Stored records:
━━━━━━━━━━━━━━━━━━━━━━━━━━━━━━

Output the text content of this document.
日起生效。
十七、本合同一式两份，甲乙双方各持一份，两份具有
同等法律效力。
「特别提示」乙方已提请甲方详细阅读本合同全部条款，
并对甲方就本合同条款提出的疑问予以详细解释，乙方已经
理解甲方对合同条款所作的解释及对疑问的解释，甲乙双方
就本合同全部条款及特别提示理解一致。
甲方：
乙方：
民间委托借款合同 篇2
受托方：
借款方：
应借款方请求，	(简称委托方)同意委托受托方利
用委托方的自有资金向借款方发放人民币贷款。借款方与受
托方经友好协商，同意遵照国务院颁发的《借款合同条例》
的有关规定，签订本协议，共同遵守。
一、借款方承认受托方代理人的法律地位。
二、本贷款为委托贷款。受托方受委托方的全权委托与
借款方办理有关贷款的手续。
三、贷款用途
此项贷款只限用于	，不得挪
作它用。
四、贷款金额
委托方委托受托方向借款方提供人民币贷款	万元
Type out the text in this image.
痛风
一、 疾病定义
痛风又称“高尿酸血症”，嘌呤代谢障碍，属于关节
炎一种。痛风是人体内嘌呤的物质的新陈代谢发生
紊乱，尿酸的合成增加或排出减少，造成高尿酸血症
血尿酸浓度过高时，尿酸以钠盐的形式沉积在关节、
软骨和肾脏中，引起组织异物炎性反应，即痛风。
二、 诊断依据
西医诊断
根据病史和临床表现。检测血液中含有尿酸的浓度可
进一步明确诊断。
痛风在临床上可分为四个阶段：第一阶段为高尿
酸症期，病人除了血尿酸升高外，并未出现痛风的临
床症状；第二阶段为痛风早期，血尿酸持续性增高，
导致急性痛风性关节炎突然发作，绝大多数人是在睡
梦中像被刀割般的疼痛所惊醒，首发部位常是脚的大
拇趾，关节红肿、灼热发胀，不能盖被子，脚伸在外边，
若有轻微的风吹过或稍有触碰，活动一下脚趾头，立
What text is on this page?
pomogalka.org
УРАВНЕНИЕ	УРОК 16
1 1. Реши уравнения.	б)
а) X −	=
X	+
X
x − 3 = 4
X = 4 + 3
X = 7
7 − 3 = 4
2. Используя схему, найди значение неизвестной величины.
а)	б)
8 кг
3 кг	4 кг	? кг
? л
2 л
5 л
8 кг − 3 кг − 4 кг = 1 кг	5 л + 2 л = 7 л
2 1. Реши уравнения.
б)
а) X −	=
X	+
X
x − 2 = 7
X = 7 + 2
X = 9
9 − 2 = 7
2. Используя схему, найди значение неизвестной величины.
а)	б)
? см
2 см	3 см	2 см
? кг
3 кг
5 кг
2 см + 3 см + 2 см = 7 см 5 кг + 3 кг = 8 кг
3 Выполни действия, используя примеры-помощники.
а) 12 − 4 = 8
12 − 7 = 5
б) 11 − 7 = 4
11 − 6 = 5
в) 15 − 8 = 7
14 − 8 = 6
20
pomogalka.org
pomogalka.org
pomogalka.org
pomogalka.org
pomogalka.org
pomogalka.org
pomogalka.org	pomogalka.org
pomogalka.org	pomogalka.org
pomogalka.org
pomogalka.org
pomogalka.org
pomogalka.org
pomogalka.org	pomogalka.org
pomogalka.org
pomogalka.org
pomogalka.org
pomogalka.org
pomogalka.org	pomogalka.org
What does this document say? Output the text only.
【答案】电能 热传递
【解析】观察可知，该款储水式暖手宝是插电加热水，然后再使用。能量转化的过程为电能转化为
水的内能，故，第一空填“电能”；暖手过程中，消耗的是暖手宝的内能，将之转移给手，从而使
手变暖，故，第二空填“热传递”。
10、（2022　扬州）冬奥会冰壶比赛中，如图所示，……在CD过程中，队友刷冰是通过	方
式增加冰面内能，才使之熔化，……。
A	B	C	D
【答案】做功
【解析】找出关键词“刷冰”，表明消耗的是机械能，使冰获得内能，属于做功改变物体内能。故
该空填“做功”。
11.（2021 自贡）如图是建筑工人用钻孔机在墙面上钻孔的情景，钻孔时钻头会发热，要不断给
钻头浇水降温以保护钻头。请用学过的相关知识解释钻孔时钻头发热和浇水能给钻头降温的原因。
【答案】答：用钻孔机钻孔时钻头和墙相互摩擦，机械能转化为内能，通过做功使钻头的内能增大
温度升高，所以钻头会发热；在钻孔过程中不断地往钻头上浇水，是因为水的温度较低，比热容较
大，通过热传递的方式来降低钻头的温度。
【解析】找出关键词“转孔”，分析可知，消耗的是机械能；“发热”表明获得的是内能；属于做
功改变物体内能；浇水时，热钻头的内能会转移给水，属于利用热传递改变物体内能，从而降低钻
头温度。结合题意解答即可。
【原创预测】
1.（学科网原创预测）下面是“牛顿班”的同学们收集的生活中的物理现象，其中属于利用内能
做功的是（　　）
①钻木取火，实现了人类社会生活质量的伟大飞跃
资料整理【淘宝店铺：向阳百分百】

━━━━━━━━━━━━━━━━━━━━━━━━━━━━━━

● Given instruction
Recopy the entries above in their entirety, exactly.

● The completed task
Output the text content of this document.
日起生效。
十七、本合同一式两份，甲乙双方各持一份，两份具有
同等法律效力。
「特别提示」乙方已提请甲方详细阅读本合同全部条款，
并对甲方就本合同条款提出的疑问予以详细解释，乙方已经
理解甲方对合同条款所作的解释及对疑问的解释，甲乙双方
就本合同全部条款及特别提示理解一致。
甲方：
乙方：
民间委托借款合同 篇2
受托方：
借款方：
应借款方请求，	(简称委托方)同意委托受托方利
用委托方的自有资金向借款方发放人民币贷款。借款方与受
托方经友好协商，同意遵照国务院颁发的《借款合同条例》
的有关规定，签订本协议，共同遵守。
一、借款方承认受托方代理人的法律地位。
二、本贷款为委托贷款。受托方受委托方的全权委托与
借款方办理有关贷款的手续。
三、贷款用途
此项贷款只限用于	，不得挪
作它用。
四、贷款金额
委托方委托受托方向借款方提供人民币贷款	万元
Type out the text in this image.
痛风
一、 疾病定义
痛风又称“高尿酸血症”，嘌呤代谢障碍，属于关节
炎一种。痛风是人体内嘌呤的物质的新陈代谢发生
紊乱，尿酸的合成增加或排出减少，造成高尿酸血症
血尿酸浓度过高时，尿酸以钠盐的形式沉积在关节、
软骨和肾脏中，引起组织异物炎性反应，即痛风。
二、 诊断依据
西医诊断
根据病史和临床表现。检测血液中含有尿酸的浓度可
进一步明确诊断。
痛风在临床上可分为四个阶段：第一阶段为高尿
酸症期，病人除了血尿酸升高外，并未出现痛风的临
床症状；第二阶段为痛风早期，血尿酸持续性增高，
导致急性痛风性关节炎突然发作，绝大多数人是在睡
梦中像被刀割般的疼痛所惊醒，首发部位常是脚的大
拇趾，关节红肿、灼热发胀，不能盖被子，脚伸在外边，
若有轻微的风吹过或稍有触碰，活动一下脚趾头，立
What text is on this page?
pomogalka.org
УРАВНЕНИЕ	УРОК 16
1 1. Реши уравнения.	б)
а) X −	=
X	+
X
x − 3 = 4
X = 4 + 3
X = 7
7 − 3 = 4
2. Используя схему, найди значение неизвестной величины.
а)	б)
8 кг
3 кг	4 кг	? кг
? л
2 л
5 л
8 кг − 3 кг − 4 кг = 1 кг	5 л + 2 л = 7 л
2 1. Реши уравнения.
б)
а) X −	=
X	+
X
x − 2 = 7
X = 7 + 2
X = 9
9 − 2 = 7
2. Используя схему, найди значение неизвестной величины.
а)	б)
? см
2 см	3 см	2 см
? кг
3 кг
5 кг
2 см + 3 см + 2 см = 7 см 5 кг + 3 кг = 8 кг
3 Выполни действия, используя примеры-помощники.
а) 12 − 4 = 8
12 − 7 = 5
б) 11 − 7 = 4
11 − 6 = 5
в) 15 − 8 = 7
14 − 8 = 6
20
pomogalka.org
pomogalka.org
pomogalka.org
pomogalka.org
pomogalka.org
pomogalka.org
pomogalka.org	pomogalka.org
pomogalka.org	pomogalka.org
pomogalka.org
pomogalka.org
pomogalka.org
pomogalka.org
pomogalka.org	pomogalka.org
pomogalka.org
pomogalka.org
pomogalka.org
pomogalka.org
pomogalka.org	pomogalka.org
What does this document say? Output the text only.
【答案】电能 热传递
【解析】观察可知，该款储水式暖手宝是插电加热水，然后再使用。能量转化的过程为电能转化为
水的内能，故，第一空填“电能”；暖手过程中，消耗的是暖手宝的内能，将之转移给手，从而使
手变暖，故，第二空填“热传递”。
10、（2022　扬州）冬奥会冰壶比赛中，如图所示，……在CD过程中，队友刷冰是通过	方
式增加冰面内能，才使之熔化，……。
A	B	C	D
【答案】做功
【解析】找出关键词“刷冰”，表明消耗的是机械能，使冰获得内能，属于做功改变物体内能。故
该空填“做功”。
11.（2021 自贡）如图是建筑工人用钻孔机在墙面上钻孔的情景，钻孔时钻头会发热，要不断给
钻头浇水降温以保护钻头。请用学过的相关知识解释钻孔时钻头发热和浇水能给钻头降温的原因。
【答案】答：用钻孔机钻孔时钻头和墙相互摩擦，机械能转化为内能，通过做功使钻头的内能增大
温度升高，所以钻头会发热；在钻孔过程中不断地往钻头上浇水，是因为水的温度较低，比热容较
大，通过热传递的方式来降低钻头的温度。
【解析】找出关键词“转孔”，分析可知，消耗的是机械能；“发热”表明获得的是内能；属于做
功改变物体内能；浇水时，热钻头的内能会转移给水，属于利用热传递改变物体内能，从而降低钻
头温度。结合题意解答即可。
【原创预测】
1.（学科网原创预测）下面是“牛顿班”的同学们收集的生活中的物理现象，其中属于利用内能
做功的是（　　）
①钻木取火，实现了人类社会生活质量的伟大飞跃
资料整理【淘宝店铺：向阳百分百】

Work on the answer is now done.